Request:
Scan the data that follows and count the lines with the string "which"; answer with the count alone.

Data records
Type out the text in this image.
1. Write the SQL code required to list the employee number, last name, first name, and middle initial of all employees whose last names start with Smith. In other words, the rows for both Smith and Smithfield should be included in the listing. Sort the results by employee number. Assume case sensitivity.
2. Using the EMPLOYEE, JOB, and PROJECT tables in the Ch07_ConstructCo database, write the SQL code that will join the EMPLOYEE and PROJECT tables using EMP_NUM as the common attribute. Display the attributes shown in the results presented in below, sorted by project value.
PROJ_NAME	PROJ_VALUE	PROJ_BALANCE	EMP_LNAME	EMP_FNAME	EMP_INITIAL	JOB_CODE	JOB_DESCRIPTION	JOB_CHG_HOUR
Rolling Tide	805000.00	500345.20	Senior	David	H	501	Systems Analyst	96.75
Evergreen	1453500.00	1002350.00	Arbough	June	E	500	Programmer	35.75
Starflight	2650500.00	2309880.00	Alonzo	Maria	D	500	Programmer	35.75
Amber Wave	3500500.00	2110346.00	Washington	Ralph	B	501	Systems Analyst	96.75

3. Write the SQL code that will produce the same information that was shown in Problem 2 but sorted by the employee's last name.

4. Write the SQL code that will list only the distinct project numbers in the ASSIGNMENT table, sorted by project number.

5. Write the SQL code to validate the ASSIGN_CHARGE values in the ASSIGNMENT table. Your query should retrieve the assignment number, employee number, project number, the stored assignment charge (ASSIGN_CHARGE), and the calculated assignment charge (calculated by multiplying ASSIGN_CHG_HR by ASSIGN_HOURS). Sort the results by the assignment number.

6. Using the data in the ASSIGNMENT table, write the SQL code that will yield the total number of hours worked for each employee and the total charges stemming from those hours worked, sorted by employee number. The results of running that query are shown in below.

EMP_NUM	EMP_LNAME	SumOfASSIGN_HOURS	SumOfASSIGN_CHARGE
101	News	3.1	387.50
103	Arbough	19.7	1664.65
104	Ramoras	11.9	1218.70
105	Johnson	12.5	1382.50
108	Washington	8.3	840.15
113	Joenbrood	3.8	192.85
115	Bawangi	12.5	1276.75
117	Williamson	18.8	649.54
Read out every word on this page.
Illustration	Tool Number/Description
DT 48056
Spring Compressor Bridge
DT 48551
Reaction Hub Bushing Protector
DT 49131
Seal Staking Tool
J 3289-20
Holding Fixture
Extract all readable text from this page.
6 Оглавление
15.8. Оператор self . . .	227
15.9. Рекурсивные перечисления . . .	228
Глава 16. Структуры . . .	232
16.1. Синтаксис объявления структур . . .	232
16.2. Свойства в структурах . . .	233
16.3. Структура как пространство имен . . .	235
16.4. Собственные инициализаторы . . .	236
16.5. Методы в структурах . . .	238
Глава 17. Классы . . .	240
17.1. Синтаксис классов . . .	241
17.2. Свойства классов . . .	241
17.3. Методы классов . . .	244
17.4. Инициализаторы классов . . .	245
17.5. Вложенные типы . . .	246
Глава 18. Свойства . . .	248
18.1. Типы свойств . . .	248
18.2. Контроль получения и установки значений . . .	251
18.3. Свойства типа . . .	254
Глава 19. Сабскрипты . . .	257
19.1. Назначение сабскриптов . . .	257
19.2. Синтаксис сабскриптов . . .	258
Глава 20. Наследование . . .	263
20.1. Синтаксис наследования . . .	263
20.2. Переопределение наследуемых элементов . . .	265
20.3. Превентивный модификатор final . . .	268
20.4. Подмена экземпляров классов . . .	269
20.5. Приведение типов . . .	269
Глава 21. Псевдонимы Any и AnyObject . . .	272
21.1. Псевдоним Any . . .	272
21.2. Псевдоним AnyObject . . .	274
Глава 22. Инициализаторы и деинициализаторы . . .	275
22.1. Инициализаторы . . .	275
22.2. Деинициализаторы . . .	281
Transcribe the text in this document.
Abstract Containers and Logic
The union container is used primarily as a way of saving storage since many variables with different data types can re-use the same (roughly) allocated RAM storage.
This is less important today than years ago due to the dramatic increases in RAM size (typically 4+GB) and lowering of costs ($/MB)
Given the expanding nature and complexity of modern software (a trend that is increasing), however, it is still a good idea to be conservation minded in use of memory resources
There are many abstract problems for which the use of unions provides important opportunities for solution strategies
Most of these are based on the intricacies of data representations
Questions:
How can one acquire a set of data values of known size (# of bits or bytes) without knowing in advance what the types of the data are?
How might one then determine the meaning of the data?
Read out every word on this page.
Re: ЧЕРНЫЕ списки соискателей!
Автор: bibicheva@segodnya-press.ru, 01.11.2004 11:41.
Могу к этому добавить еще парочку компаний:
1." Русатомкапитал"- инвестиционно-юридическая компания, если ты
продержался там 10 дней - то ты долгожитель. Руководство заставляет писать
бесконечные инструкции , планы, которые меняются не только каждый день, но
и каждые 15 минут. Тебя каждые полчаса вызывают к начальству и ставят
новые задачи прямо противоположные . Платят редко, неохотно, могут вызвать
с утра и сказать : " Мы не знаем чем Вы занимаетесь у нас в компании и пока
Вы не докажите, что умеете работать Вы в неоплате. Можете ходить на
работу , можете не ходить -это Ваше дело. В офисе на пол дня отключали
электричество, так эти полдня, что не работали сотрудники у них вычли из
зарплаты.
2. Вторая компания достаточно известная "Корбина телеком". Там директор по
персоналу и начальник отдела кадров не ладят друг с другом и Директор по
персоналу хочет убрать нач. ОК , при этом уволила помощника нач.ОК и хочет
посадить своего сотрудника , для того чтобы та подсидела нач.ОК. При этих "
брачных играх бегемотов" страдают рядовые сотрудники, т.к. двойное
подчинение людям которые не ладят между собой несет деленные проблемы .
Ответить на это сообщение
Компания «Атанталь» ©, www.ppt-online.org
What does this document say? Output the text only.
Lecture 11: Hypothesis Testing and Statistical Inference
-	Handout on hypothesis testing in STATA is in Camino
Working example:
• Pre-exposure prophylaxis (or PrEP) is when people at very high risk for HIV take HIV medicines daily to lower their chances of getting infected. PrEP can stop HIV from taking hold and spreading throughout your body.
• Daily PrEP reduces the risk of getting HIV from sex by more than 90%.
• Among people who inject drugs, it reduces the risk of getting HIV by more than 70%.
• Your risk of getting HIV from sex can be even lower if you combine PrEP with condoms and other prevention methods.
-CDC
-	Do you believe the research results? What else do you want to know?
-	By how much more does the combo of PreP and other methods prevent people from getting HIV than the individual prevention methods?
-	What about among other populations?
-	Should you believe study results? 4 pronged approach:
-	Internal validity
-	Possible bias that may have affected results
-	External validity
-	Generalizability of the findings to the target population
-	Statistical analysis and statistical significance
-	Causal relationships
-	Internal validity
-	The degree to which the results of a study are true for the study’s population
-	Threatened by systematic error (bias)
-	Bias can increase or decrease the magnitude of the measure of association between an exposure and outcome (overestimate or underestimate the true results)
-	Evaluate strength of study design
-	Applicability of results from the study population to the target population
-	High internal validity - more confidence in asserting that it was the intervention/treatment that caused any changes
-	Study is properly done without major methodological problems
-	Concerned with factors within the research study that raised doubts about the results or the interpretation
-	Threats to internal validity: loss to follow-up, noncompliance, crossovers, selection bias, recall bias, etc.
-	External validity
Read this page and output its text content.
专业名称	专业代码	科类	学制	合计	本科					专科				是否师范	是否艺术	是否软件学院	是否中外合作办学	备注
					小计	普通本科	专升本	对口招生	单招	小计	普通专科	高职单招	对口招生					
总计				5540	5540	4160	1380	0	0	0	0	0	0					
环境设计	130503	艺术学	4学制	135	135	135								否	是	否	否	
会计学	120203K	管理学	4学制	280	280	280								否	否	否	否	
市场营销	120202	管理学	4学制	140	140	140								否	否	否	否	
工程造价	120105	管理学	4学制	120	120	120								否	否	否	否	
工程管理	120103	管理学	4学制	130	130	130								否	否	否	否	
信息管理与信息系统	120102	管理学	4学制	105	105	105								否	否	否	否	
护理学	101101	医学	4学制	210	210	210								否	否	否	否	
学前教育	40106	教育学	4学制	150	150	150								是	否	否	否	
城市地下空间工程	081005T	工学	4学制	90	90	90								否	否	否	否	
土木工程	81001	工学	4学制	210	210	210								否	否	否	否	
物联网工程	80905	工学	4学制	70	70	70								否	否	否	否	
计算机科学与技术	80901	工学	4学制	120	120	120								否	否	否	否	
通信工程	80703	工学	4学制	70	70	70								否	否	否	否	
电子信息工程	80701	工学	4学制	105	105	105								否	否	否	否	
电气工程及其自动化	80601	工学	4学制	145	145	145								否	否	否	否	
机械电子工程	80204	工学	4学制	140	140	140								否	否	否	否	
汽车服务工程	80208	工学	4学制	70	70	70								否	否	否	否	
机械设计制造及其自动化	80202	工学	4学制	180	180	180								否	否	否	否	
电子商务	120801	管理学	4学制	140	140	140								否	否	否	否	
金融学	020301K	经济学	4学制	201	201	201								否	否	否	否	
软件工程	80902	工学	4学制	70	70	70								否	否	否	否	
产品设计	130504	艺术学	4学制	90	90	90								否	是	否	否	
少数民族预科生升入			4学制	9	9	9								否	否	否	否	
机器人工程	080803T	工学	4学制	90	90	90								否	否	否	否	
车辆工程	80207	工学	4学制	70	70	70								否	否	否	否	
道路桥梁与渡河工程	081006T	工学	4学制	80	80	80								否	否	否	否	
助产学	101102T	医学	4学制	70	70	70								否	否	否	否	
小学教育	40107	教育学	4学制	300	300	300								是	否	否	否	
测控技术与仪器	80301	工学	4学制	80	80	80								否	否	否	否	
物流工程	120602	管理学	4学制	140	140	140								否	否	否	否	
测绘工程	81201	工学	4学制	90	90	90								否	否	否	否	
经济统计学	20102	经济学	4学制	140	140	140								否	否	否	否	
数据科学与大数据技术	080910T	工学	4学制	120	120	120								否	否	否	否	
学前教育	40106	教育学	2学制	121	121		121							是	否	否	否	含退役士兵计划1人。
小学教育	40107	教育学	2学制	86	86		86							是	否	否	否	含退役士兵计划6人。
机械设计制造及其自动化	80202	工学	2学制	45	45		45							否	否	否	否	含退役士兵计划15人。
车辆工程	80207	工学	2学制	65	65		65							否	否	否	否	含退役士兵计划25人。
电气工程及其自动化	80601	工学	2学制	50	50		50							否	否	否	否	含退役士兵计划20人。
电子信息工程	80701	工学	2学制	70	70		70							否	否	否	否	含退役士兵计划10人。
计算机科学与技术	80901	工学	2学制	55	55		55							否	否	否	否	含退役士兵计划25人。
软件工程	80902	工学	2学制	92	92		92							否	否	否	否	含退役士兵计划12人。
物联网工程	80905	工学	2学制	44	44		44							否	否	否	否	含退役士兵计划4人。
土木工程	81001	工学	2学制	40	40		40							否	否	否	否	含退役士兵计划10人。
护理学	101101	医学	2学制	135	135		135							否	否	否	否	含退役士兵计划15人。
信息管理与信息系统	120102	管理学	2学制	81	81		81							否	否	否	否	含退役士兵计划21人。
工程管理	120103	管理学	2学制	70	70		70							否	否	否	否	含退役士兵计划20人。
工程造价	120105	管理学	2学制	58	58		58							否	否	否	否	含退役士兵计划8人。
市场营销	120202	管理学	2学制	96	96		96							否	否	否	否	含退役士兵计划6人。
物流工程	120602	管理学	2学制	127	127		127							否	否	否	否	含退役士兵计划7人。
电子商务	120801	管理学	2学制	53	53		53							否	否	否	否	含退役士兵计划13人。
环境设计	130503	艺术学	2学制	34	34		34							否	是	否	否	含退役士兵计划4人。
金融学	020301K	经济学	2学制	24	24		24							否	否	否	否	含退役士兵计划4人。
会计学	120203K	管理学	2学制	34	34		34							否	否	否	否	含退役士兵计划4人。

Response to the task:
2